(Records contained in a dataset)
++++++++++
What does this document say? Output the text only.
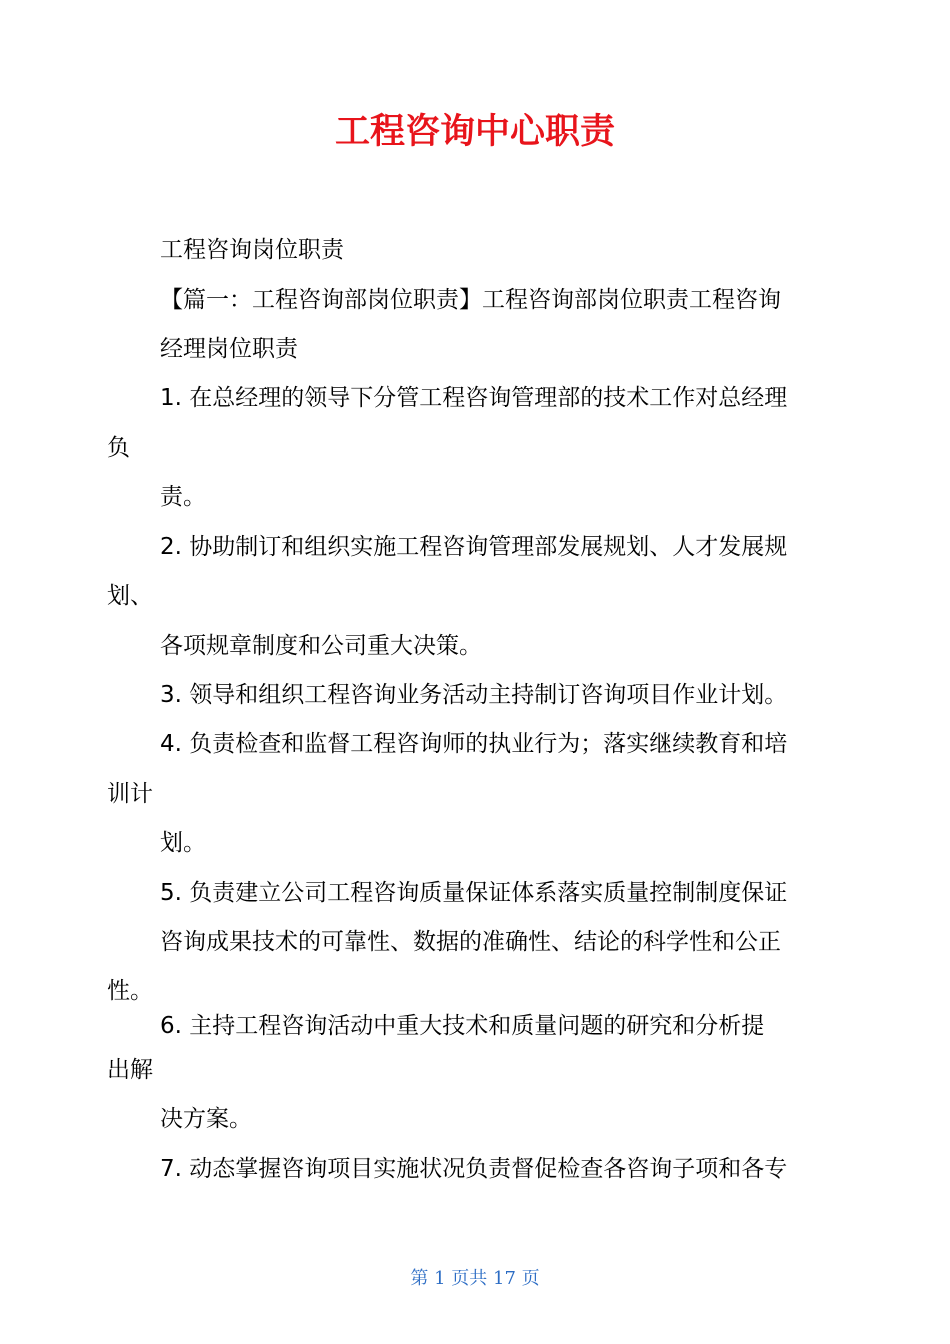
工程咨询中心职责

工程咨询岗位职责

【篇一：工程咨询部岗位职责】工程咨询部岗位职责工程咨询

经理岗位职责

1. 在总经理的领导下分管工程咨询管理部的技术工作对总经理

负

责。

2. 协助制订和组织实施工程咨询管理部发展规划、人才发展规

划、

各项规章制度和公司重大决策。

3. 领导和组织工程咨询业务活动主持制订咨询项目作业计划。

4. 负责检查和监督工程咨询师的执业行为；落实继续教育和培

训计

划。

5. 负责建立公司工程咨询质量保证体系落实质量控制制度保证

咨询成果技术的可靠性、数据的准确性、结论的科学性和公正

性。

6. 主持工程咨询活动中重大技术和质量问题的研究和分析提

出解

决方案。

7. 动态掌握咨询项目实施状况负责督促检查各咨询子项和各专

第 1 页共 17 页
++++++++++
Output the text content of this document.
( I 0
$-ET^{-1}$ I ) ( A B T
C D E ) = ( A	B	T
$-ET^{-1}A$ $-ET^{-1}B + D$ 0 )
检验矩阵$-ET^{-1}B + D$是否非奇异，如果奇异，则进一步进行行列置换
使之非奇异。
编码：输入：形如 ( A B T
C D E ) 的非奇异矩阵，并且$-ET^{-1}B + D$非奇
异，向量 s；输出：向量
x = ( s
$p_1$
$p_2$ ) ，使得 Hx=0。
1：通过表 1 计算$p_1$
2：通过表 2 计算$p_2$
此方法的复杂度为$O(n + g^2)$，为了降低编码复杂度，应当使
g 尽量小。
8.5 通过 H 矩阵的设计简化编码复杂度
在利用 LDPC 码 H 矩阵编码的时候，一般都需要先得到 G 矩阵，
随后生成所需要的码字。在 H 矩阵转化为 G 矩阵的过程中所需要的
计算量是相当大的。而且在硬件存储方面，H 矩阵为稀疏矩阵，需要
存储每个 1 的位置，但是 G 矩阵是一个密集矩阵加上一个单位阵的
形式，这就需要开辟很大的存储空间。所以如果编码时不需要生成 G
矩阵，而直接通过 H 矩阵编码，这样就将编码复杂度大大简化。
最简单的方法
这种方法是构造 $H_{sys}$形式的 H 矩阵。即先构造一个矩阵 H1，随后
++++++++++
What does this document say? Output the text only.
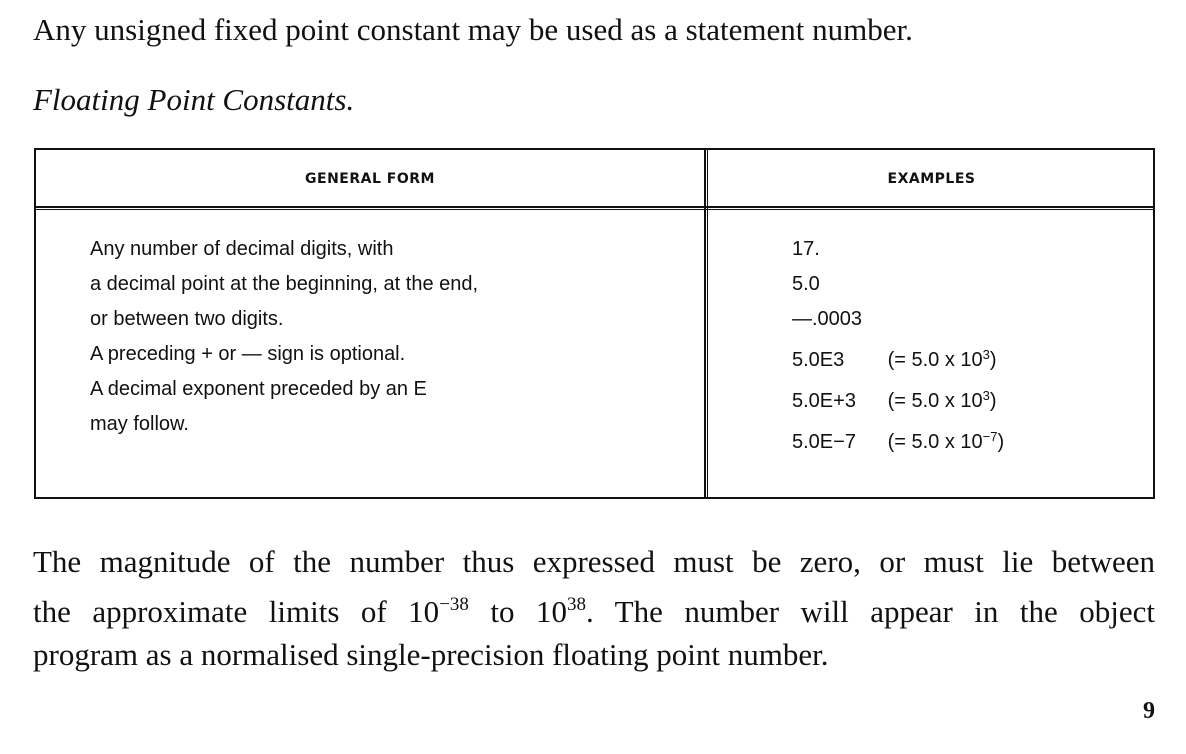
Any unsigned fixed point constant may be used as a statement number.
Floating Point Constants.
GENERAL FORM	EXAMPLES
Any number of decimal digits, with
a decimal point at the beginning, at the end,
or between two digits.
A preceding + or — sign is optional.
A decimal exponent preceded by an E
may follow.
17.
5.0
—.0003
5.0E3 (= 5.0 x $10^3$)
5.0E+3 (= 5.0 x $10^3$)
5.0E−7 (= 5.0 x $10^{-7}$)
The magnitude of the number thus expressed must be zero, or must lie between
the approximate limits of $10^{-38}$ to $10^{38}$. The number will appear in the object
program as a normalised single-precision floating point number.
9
++++++++++
## [What is asked]
In the entries above, count each line that holds "decimal". Give the total and nothing else.

## [Output of the exercise]
3